# Some records

★ ★ ★

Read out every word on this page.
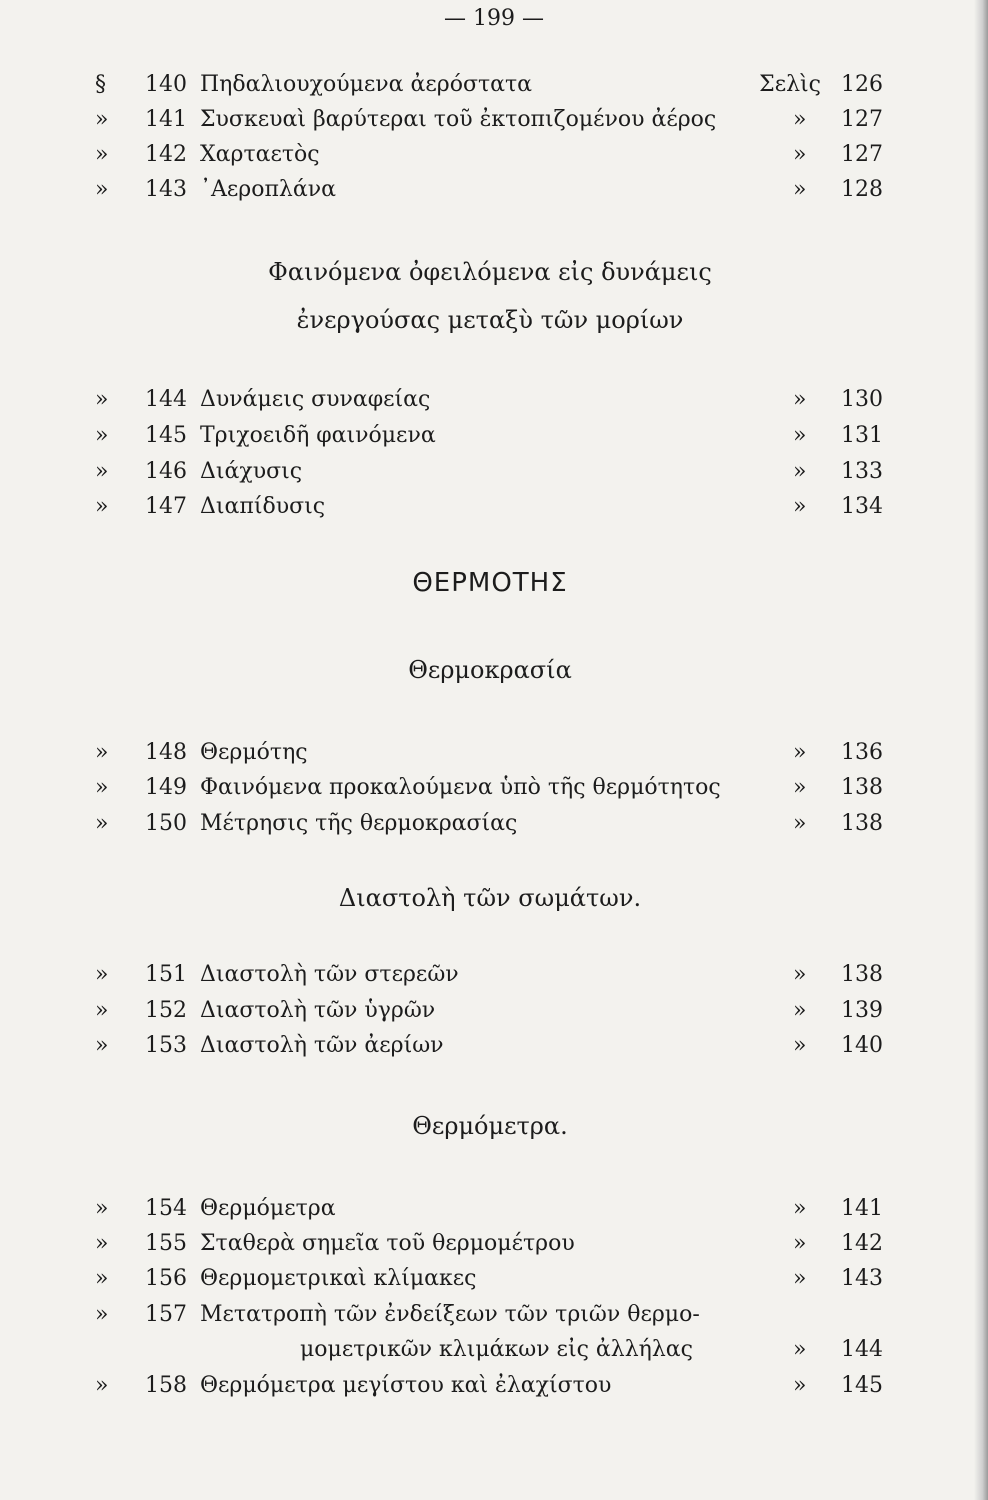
— 199 —
§	140 Πηδαλιουχούμενα ἀερόστατα	Σελὶς 126
»	141 Συσκευαὶ βαρύτεραι τοῦ ἐκτοπιζομένου ἀέρος	»	127
»	142 Χαρταετὸς	»	127
»	143 ᾿Αεροπλάνα	»	128
Φαινόμενα ὀφειλόμενα εἰς δυνάμεις
ἐνεργούσας μεταξὺ τῶν μορίων
»	144 Δυνάμεις συναφείας	»	130
»	145 Τριχοειδῆ φαινόμενα	»	131
»	146 Διάχυσις	»	133
»	147 Διαπίδυσις	»	134
ΘΕΡΜΟΤΗΣ
Θερμοκρασία
»	148 Θερμότης	»	136
»	149 Φαινόμενα προκαλούμενα ὑπὸ τῆς θερμότητος	»	138
»	150 Μέτρησις τῆς θερμοκρασίας	»	138
Διαστολὴ τῶν σωμάτων.
»	151 Διαστολὴ τῶν στερεῶν	»	138
»	152 Διαστολὴ τῶν ὑγρῶν	»	139
»	153 Διαστολὴ τῶν ἀερίων	»	140
Θερμόμετρα.
»	154 Θερμόμετρα	»	141
»	155 Σταθερὰ σημεῖα τοῦ θερμομέτρου	»	142
»	156 Θερμομετρικαὶ κλίμακες	»	143
»	157 Μετατροπὴ τῶν ἐνδείξεων τῶν τριῶν θερμο-
μομετρικῶν κλιμάκων εἰς ἀλλήλας	»	144
»	158 Θερμόμετρα μεγίστου καὶ ἐλαχίστου	»	145
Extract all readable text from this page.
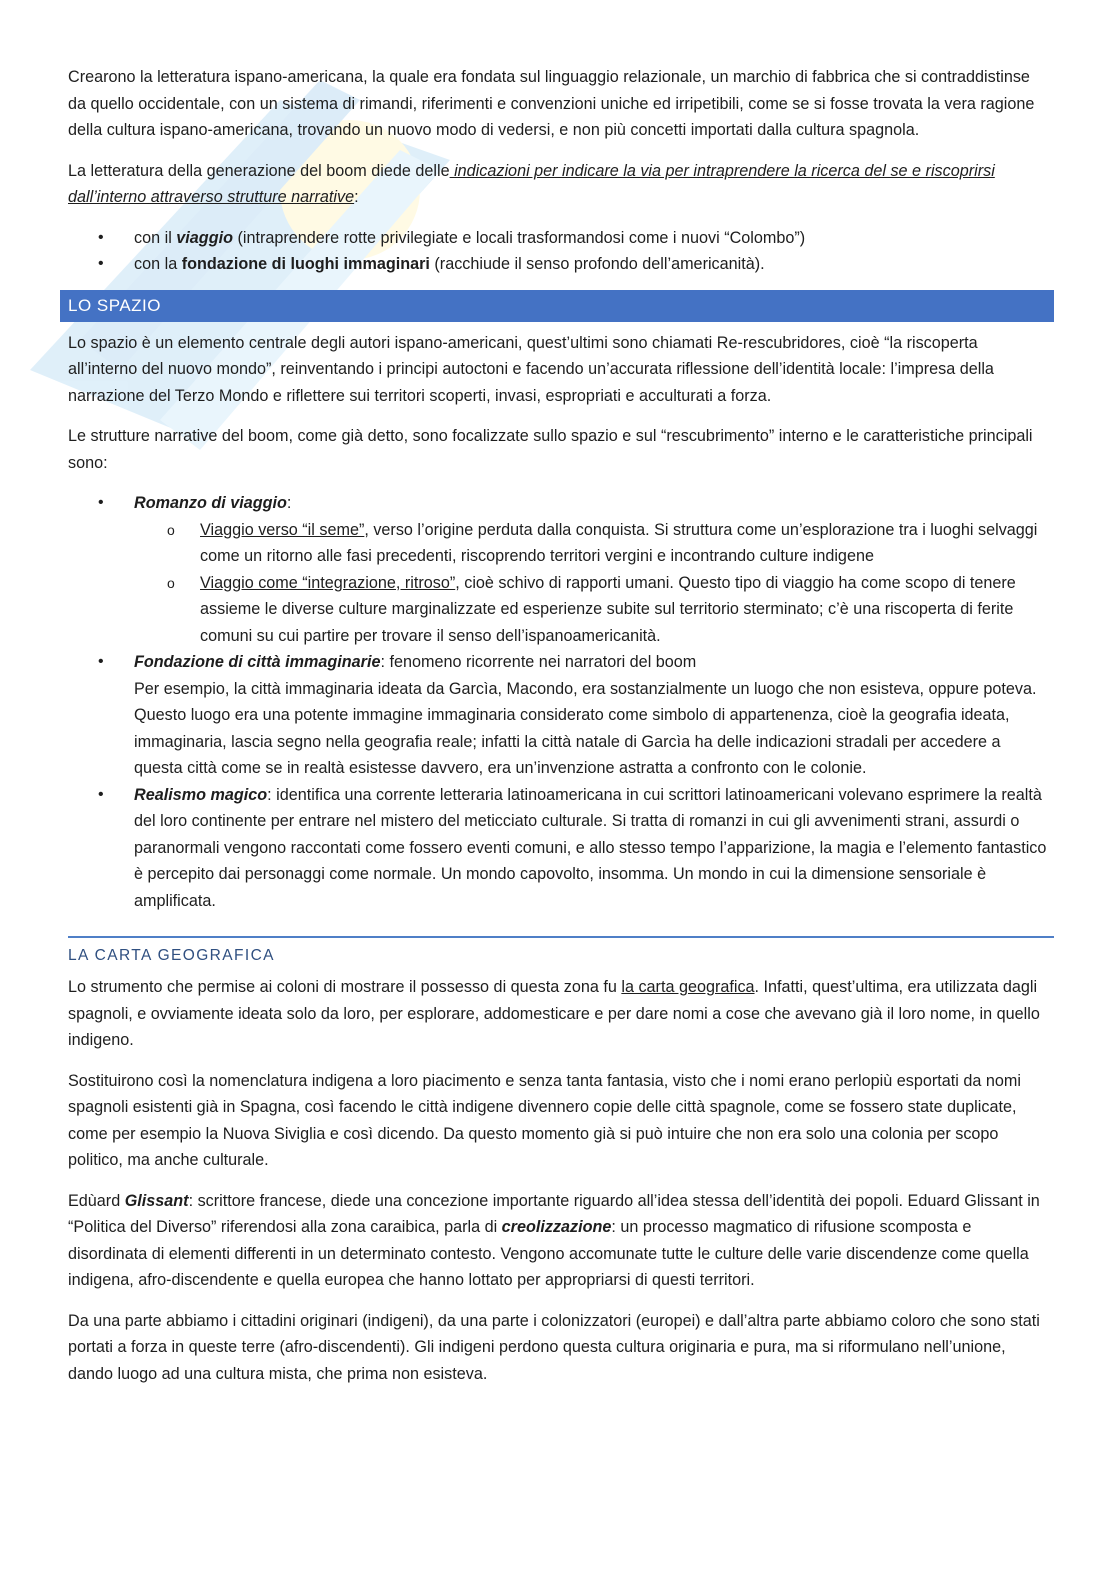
Crearono la letteratura ispano-americana, la quale era fondata sul linguaggio relazionale, un marchio di fabbrica che si contraddistinse da quello occidentale, con un sistema di rimandi, riferimenti e convenzioni uniche ed irripetibili, come se si fosse trovata la vera ragione della cultura ispano-americana, trovando un nuovo modo di vedersi, e non più concetti importati dalla cultura spagnola.

La letteratura della generazione del boom diede delle indicazioni per indicare la via per intraprendere la ricerca del se e riscoprirsi dall’interno attraverso strutture narrative:

• con il viaggio (intraprendere rotte privilegiate e locali trasformandosi come i nuovi “Colombo”)
• con la fondazione di luoghi immaginari (racchiude il senso profondo dell’americanità).
LO SPAZIO

Lo spazio è un elemento centrale degli autori ispano-americani, quest’ultimi sono chiamati Re-rescubridores, cioè “la riscoperta all’interno del nuovo mondo”, reinventando i principi autoctoni e facendo un’accurata riflessione dell’identità locale: l’impresa della narrazione del Terzo Mondo e riflettere sui territori scoperti, invasi, espropriati e acculturati a forza.

Le strutture narrative del boom, come già detto, sono focalizzate sullo spazio e sul “rescubrimento” interno e le caratteristiche principali sono:

• Romanzo di viaggio:
o Viaggio verso “il seme”, verso l’origine perduta dalla conquista. Si struttura come un’esplorazione tra i luoghi selvaggi come un ritorno alle fasi precedenti, riscoprendo territori vergini e incontrando culture indigene
o Viaggio come “integrazione, ritroso”, cioè schivo di rapporti umani. Questo tipo di viaggio ha come scopo di tenere assieme le diverse culture marginalizzate ed esperienze subite sul territorio sterminato; c’è una riscoperta di ferite comuni su cui partire per trovare il senso dell’ispanoamericanità.
• Fondazione di città immaginarie: fenomeno ricorrente nei narratori del boom
Per esempio, la città immaginaria ideata da Garcìa, Macondo, era sostanzialmente un luogo che non esisteva, oppure poteva. Questo luogo era una potente immagine immaginaria considerato come simbolo di appartenenza, cioè la geografia ideata, immaginaria, lascia segno nella geografia reale; infatti la città natale di Garcìa ha delle indicazioni stradali per accedere a questa città come se in realtà esistesse davvero, era un’invenzione astratta a confronto con le colonie.
• Realismo magico: identifica una corrente letteraria latinoamericana in cui scrittori latinoamericani volevano esprimere la realtà del loro continente per entrare nel mistero del meticciato culturale. Si tratta di romanzi in cui gli avvenimenti strani, assurdi o paranormali vengono raccontati come fossero eventi comuni, e allo stesso tempo l’apparizione, la magia e l’elemento fantastico è percepito dai personaggi come normale. Un mondo capovolto, insomma. Un mondo in cui la dimensione sensoriale è amplificata.
LA CARTA GEOGRAFICA

Lo strumento che permise ai coloni di mostrare il possesso di questa zona fu la carta geografica. Infatti, quest’ultima, era utilizzata dagli spagnoli, e ovviamente ideata solo da loro, per esplorare, addomesticare e per dare nomi a cose che avevano già il loro nome, in quello indigeno.

Sostituirono così la nomenclatura indigena a loro piacimento e senza tanta fantasia, visto che i nomi erano perlopiù esportati da nomi spagnoli esistenti già in Spagna, così facendo le città indigene divennero copie delle città spagnole, come se fossero state duplicate, come per esempio la Nuova Siviglia e così dicendo. Da questo momento già si può intuire che non era solo una colonia per scopo politico, ma anche culturale.

Edùard Glissant: scrittore francese, diede una concezione importante riguardo all’idea stessa dell’identità dei popoli. Eduard Glissant in “Politica del Diverso” riferendosi alla zona caraibica, parla di creolizzazione: un processo magmatico di rifusione scomposta e disordinata di elementi differenti in un determinato contesto. Vengono accomunate tutte le culture delle varie discendenze come quella indigena, afro-discendente e quella europea che hanno lottato per appropriarsi di questi territori.

Da una parte abbiamo i cittadini originari (indigeni), da una parte i colonizzatori (europei) e dall’altra parte abbiamo coloro che sono stati portati a forza in queste terre (afro-discendenti). Gli indigeni perdono questa cultura originaria e pura, ma si riformulano nell’unione, dando luogo ad una cultura mista, che prima non esisteva.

★ ★ ★

# Requirement
Can you restate all the records above word for word while dropping the pictures?

# Solution to this problem
Read out every word on this page.
— 199 —
§	140 Πηδαλιουχούμενα ἀερόστατα	Σελὶς 126
»	141 Συσκευαὶ βαρύτεραι τοῦ ἐκτοπιζομένου ἀέρος	»	127
»	142 Χαρταετὸς	»	127
»	143 ᾿Αεροπλάνα	»	128
Φαινόμενα ὀφειλόμενα εἰς δυνάμεις
ἐνεργούσας μεταξὺ τῶν μορίων
»	144 Δυνάμεις συναφείας	»	130
»	145 Τριχοειδῆ φαινόμενα	»	131
»	146 Διάχυσις	»	133
»	147 Διαπίδυσις	»	134
ΘΕΡΜΟΤΗΣ
Θερμοκρασία
»	148 Θερμότης	»	136
»	149 Φαινόμενα προκαλούμενα ὑπὸ τῆς θερμότητος	»	138
»	150 Μέτρησις τῆς θερμοκρασίας	»	138
Διαστολὴ τῶν σωμάτων.
»	151 Διαστολὴ τῶν στερεῶν	»	138
»	152 Διαστολὴ τῶν ὑγρῶν	»	139
»	153 Διαστολὴ τῶν ἀερίων	»	140
Θερμόμετρα.
»	154 Θερμόμετρα	»	141
»	155 Σταθερὰ σημεῖα τοῦ θερμομέτρου	»	142
»	156 Θερμομετρικαὶ κλίμακες	»	143
»	157 Μετατροπὴ τῶν ἐνδείξεων τῶν τριῶν θερμο-
μομετρικῶν κλιμάκων εἰς ἀλλήλας	»	144
»	158 Θερμόμετρα μεγίστου καὶ ἐλαχίστου	»	145
Extract all readable text from this page.
Crearono la letteratura ispano-americana, la quale era fondata sul linguaggio relazionale, un marchio di fabbrica che si contraddistinse da quello occidentale, con un sistema di rimandi, riferimenti e convenzioni uniche ed irripetibili, come se si fosse trovata la vera ragione della cultura ispano-americana, trovando un nuovo modo di vedersi, e non più concetti importati dalla cultura spagnola.

La letteratura della generazione del boom diede delle indicazioni per indicare la via per intraprendere la ricerca del se e riscoprirsi dall’interno attraverso strutture narrative:

• con il viaggio (intraprendere rotte privilegiate e locali trasformandosi come i nuovi “Colombo”)
• con la fondazione di luoghi immaginari (racchiude il senso profondo dell’americanità).
LO SPAZIO

Lo spazio è un elemento centrale degli autori ispano-americani, quest’ultimi sono chiamati Re-rescubridores, cioè “la riscoperta all’interno del nuovo mondo”, reinventando i principi autoctoni e facendo un’accurata riflessione dell’identità locale: l’impresa della narrazione del Terzo Mondo e riflettere sui territori scoperti, invasi, espropriati e acculturati a forza.

Le strutture narrative del boom, come già detto, sono focalizzate sullo spazio e sul “rescubrimento” interno e le caratteristiche principali sono:

• Romanzo di viaggio:
o Viaggio verso “il seme”, verso l’origine perduta dalla conquista. Si struttura come un’esplorazione tra i luoghi selvaggi come un ritorno alle fasi precedenti, riscoprendo territori vergini e incontrando culture indigene
o Viaggio come “integrazione, ritroso”, cioè schivo di rapporti umani. Questo tipo di viaggio ha come scopo di tenere assieme le diverse culture marginalizzate ed esperienze subite sul territorio sterminato; c’è una riscoperta di ferite comuni su cui partire per trovare il senso dell’ispanoamericanità.
• Fondazione di città immaginarie: fenomeno ricorrente nei narratori del boom
Per esempio, la città immaginaria ideata da Garcìa, Macondo, era sostanzialmente un luogo che non esisteva, oppure poteva. Questo luogo era una potente immagine immaginaria considerato come simbolo di appartenenza, cioè la geografia ideata, immaginaria, lascia segno nella geografia reale; infatti la città natale di Garcìa ha delle indicazioni stradali per accedere a questa città come se in realtà esistesse davvero, era un’invenzione astratta a confronto con le colonie.
• Realismo magico: identifica una corrente letteraria latinoamericana in cui scrittori latinoamericani volevano esprimere la realtà del loro continente per entrare nel mistero del meticciato culturale. Si tratta di romanzi in cui gli avvenimenti strani, assurdi o paranormali vengono raccontati come fossero eventi comuni, e allo stesso tempo l’apparizione, la magia e l’elemento fantastico è percepito dai personaggi come normale. Un mondo capovolto, insomma. Un mondo in cui la dimensione sensoriale è amplificata.
LA CARTA GEOGRAFICA

Lo strumento che permise ai coloni di mostrare il possesso di questa zona fu la carta geografica. Infatti, quest’ultima, era utilizzata dagli spagnoli, e ovviamente ideata solo da loro, per esplorare, addomesticare e per dare nomi a cose che avevano già il loro nome, in quello indigeno.

Sostituirono così la nomenclatura indigena a loro piacimento e senza tanta fantasia, visto che i nomi erano perlopiù esportati da nomi spagnoli esistenti già in Spagna, così facendo le città indigene divennero copie delle città spagnole, come se fossero state duplicate, come per esempio la Nuova Siviglia e così dicendo. Da questo momento già si può intuire che non era solo una colonia per scopo politico, ma anche culturale.

Edùard Glissant: scrittore francese, diede una concezione importante riguardo all’idea stessa dell’identità dei popoli. Eduard Glissant in “Politica del Diverso” riferendosi alla zona caraibica, parla di creolizzazione: un processo magmatico di rifusione scomposta e disordinata di elementi differenti in un determinato contesto. Vengono accomunate tutte le culture delle varie discendenze come quella indigena, afro-discendente e quella europea che hanno lottato per appropriarsi di questi territori.

Da una parte abbiamo i cittadini originari (indigeni), da una parte i colonizzatori (europei) e dall’altra parte abbiamo coloro che sono stati portati a forza in queste terre (afro-discendenti). Gli indigeni perdono questa cultura originaria e pura, ma si riformulano nell’unione, dando luogo ad una cultura mista, che prima non esisteva.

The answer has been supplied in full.